# Direction
Copy out every line of the records where the string "TBSZ" occurs.

# Input
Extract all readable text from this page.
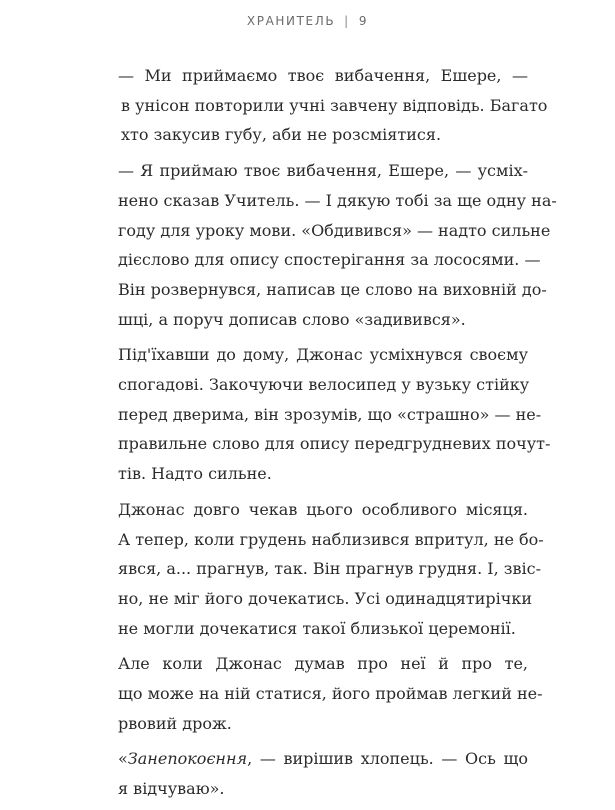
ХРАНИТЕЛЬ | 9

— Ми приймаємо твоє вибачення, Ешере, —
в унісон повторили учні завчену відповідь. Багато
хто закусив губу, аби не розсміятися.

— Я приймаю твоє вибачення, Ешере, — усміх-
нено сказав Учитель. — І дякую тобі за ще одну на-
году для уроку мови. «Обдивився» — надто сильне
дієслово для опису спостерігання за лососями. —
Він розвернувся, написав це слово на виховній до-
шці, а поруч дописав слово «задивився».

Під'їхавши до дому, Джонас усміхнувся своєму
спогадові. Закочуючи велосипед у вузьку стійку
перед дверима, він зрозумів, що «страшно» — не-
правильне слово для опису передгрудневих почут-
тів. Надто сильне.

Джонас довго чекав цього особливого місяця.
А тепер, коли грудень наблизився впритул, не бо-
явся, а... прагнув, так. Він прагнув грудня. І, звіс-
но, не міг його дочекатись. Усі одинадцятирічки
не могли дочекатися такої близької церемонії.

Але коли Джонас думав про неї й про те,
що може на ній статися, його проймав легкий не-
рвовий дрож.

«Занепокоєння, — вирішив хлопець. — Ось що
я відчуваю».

* * *

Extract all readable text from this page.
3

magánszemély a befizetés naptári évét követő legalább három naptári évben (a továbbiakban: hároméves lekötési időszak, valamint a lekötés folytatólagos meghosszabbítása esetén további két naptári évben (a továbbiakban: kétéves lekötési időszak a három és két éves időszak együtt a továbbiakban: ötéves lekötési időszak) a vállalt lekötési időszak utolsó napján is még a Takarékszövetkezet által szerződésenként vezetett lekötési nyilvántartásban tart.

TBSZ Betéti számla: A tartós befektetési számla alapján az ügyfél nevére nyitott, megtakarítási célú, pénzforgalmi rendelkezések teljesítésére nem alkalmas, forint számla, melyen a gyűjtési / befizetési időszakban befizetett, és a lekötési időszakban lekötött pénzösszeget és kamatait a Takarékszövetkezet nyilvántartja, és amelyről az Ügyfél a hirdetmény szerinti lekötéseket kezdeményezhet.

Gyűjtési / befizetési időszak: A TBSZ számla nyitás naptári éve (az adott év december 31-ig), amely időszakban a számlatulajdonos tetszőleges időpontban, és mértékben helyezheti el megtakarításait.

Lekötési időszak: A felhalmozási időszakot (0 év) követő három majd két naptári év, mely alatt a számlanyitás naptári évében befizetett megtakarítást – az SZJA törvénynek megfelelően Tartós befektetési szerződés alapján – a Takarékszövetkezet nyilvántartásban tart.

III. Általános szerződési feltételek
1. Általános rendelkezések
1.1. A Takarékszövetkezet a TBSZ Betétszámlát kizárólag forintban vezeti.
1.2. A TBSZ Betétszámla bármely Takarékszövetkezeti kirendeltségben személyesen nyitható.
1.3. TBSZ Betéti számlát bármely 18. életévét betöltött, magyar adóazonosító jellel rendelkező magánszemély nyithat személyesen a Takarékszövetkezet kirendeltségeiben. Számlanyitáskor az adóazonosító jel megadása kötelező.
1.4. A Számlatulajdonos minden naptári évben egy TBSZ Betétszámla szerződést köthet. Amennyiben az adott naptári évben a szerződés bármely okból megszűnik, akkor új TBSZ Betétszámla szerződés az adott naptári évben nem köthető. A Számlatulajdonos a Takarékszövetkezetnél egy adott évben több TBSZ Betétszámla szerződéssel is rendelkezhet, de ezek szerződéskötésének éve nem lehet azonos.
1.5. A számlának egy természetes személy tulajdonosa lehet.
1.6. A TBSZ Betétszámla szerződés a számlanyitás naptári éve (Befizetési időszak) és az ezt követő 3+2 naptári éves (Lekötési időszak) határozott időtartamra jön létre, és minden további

# Response below
TBSZ Betéti számla: A tartós befektetési számla alapján az ügyfél nevére nyitott, megtakarítási célú, pénzforgalmi rendelkezések teljesítésére nem alkalmas, forint számla, melyen a gyűjtési / befizetési időszakban befizetett, és a lekötési időszakban lekötött pénzösszeget és kamatait a Takarékszövetkezet nyilvántartja, és amelyről az Ügyfél a hirdetmény szerinti lekötéseket kezdeményezhet.
Gyűjtési / befizetési időszak: A TBSZ számla nyitás naptári éve (az adott év december 31-ig), amely időszakban a számlatulajdonos tetszőleges időpontban, és mértékben helyezheti el megtakarításait.
1.1. A Takarékszövetkezet a TBSZ Betétszámlát kizárólag forintban vezeti.
1.2. A TBSZ Betétszámla bármely Takarékszövetkezeti kirendeltségben személyesen nyitható.
1.3. TBSZ Betéti számlát bármely 18. életévét betöltött, magyar adóazonosító jellel rendelkező magánszemély nyithat személyesen a Takarékszövetkezet kirendeltségeiben. Számlanyitáskor az adóazonosító jel megadása kötelező.
1.4. A Számlatulajdonos minden naptári évben egy TBSZ Betétszámla szerződést köthet. Amennyiben az adott naptári évben a szerződés bármely okból megszűnik, akkor új TBSZ Betétszámla szerződés az adott naptári évben nem köthető. A Számlatulajdonos a Takarékszövetkezetnél egy adott évben több TBSZ Betétszámla szerződéssel is rendelkezhet, de ezek szerződéskötésének éve nem lehet azonos.
1.6. A TBSZ Betétszámla szerződés a számlanyitás naptári éve (Befizetési időszak) és az ezt követő 3+2 naptári éves (Lekötési időszak) határozott időtartamra jön létre, és minden további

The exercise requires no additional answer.